Pull every "BentTree" line out of the data below.

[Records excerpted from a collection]
★ ★ ★
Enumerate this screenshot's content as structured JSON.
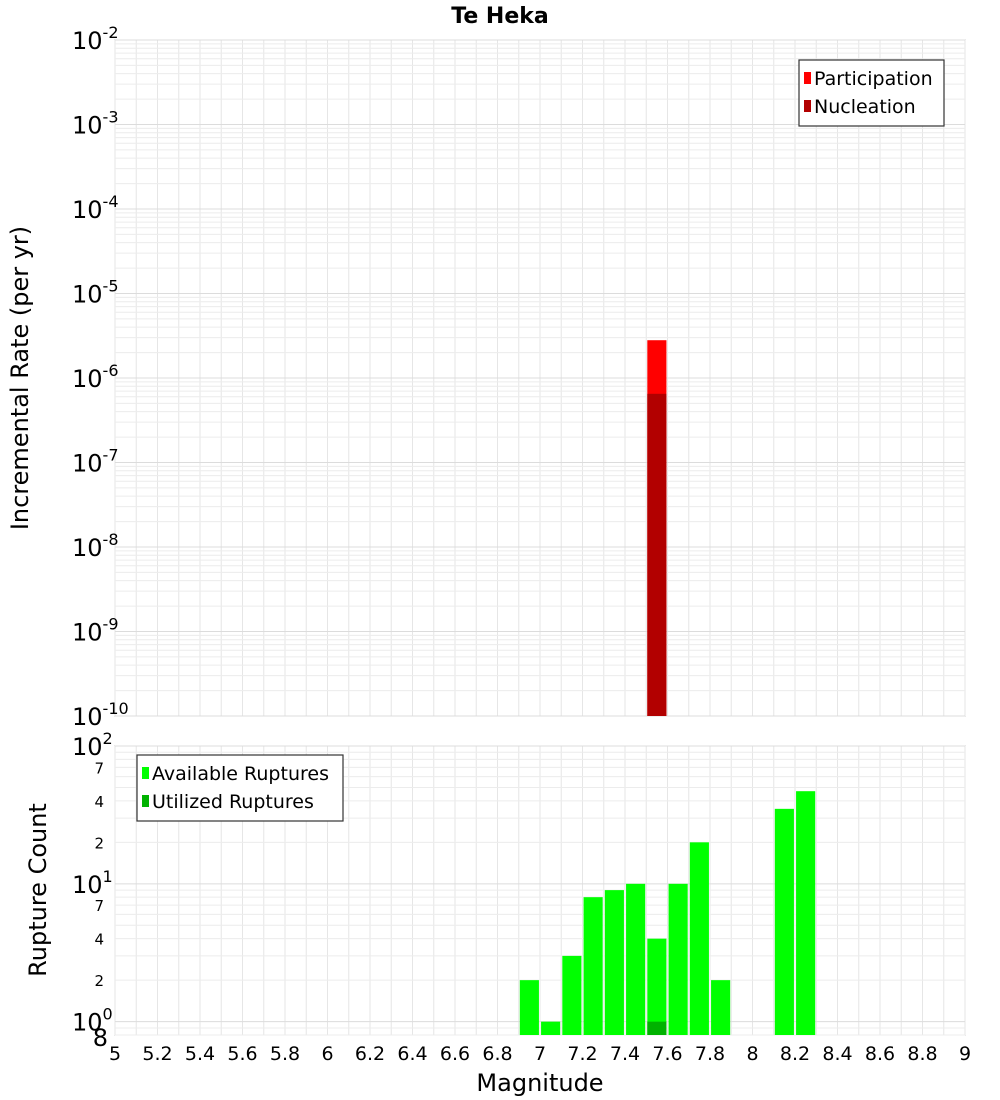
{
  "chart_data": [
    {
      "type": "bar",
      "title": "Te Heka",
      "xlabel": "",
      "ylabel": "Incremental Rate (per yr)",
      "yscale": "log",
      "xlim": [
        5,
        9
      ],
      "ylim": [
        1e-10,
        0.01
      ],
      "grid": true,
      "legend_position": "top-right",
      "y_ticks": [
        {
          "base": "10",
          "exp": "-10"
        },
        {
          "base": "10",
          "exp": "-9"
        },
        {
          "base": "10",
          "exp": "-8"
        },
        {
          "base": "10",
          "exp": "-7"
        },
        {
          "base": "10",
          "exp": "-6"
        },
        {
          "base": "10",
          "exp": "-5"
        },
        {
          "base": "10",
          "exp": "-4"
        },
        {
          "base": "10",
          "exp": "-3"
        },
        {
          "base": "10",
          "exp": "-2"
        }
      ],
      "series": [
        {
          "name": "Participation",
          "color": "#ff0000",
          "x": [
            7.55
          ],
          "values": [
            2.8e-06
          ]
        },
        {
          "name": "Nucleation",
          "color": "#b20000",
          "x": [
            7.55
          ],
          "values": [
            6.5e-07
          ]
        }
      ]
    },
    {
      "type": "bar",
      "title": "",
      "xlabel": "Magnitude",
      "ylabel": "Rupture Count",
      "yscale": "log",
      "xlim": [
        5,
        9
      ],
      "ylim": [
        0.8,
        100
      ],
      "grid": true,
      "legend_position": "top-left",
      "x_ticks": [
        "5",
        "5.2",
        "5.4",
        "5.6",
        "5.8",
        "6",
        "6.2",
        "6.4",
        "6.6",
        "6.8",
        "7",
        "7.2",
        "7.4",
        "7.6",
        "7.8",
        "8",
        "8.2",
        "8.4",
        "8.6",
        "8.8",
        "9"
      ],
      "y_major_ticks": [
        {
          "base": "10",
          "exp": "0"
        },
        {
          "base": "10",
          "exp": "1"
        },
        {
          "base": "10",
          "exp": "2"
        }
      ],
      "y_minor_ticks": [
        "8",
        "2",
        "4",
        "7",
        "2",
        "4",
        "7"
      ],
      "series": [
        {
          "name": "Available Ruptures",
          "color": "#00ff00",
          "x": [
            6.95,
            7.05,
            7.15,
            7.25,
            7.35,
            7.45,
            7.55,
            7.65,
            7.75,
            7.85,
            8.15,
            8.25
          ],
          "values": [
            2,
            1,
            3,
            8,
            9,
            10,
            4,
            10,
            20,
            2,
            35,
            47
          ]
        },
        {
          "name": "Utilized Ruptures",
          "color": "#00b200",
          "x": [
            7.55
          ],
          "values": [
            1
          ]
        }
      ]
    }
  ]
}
★ ★ ★
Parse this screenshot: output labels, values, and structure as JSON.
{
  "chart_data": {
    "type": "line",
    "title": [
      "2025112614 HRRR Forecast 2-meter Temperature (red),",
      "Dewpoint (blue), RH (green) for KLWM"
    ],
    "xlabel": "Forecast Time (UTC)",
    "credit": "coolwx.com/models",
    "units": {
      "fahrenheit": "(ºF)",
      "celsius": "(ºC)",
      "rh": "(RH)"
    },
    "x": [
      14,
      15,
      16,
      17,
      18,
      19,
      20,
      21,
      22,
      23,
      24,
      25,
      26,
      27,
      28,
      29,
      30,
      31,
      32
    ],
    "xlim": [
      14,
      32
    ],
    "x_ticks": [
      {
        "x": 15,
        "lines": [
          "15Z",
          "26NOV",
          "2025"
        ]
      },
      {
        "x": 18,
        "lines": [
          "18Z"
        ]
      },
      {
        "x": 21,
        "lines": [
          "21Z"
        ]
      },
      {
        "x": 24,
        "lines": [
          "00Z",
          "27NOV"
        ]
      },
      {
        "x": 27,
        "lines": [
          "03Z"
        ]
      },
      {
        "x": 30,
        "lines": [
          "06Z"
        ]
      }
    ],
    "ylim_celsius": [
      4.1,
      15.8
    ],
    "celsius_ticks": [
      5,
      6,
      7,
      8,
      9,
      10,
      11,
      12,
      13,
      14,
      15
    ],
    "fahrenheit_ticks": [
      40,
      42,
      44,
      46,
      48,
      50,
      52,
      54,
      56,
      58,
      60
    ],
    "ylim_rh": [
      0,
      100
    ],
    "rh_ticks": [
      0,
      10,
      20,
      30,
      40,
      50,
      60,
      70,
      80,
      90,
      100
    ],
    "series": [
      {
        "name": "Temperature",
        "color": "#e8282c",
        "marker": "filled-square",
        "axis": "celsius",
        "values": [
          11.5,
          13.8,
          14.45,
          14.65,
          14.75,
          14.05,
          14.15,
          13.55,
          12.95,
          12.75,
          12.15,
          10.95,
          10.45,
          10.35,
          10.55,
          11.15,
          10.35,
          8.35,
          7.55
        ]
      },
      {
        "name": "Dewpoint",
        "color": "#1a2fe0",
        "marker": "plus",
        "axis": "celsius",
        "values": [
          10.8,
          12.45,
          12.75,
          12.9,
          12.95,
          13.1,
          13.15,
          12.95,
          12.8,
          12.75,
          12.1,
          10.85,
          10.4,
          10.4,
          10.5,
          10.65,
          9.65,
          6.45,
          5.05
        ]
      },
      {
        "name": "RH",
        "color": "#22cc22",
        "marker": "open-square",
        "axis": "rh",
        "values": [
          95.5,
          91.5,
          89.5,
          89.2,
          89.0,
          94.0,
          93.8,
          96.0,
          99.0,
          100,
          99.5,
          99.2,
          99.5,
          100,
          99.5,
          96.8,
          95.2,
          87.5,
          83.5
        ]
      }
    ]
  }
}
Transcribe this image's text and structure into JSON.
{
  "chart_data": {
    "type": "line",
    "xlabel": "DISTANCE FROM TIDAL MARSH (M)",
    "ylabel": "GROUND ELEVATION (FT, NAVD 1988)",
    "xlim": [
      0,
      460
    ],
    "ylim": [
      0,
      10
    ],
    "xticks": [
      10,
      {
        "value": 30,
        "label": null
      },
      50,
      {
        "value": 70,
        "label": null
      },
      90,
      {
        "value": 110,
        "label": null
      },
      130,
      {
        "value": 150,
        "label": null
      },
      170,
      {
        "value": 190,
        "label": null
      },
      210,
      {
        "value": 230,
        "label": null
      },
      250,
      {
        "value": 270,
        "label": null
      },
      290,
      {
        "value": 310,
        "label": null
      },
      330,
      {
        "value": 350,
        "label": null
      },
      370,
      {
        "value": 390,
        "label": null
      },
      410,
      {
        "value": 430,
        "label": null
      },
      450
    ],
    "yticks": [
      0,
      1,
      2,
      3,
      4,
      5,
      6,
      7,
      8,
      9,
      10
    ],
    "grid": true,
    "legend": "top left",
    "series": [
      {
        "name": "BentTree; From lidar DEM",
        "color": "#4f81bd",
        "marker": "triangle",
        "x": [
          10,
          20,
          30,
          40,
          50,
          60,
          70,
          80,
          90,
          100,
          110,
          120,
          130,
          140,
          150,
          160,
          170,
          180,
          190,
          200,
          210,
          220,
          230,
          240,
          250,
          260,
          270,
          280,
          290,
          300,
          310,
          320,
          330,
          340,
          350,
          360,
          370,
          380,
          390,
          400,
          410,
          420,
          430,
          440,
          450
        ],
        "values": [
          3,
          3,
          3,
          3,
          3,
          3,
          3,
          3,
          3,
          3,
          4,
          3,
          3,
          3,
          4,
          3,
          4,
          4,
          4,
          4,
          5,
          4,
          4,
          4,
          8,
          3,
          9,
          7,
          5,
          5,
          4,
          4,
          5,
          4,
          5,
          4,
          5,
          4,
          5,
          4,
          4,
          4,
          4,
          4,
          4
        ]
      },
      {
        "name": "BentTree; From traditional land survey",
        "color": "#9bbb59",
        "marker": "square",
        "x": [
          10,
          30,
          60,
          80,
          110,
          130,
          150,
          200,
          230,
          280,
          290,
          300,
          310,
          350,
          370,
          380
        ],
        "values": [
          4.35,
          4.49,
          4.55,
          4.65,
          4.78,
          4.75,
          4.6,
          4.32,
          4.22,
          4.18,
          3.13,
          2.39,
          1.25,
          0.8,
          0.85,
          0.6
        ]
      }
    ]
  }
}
★ ★ ★
**Full solution:**
        "name": "BentTree; From lidar DEM",
        "name": "BentTree; From traditional land survey",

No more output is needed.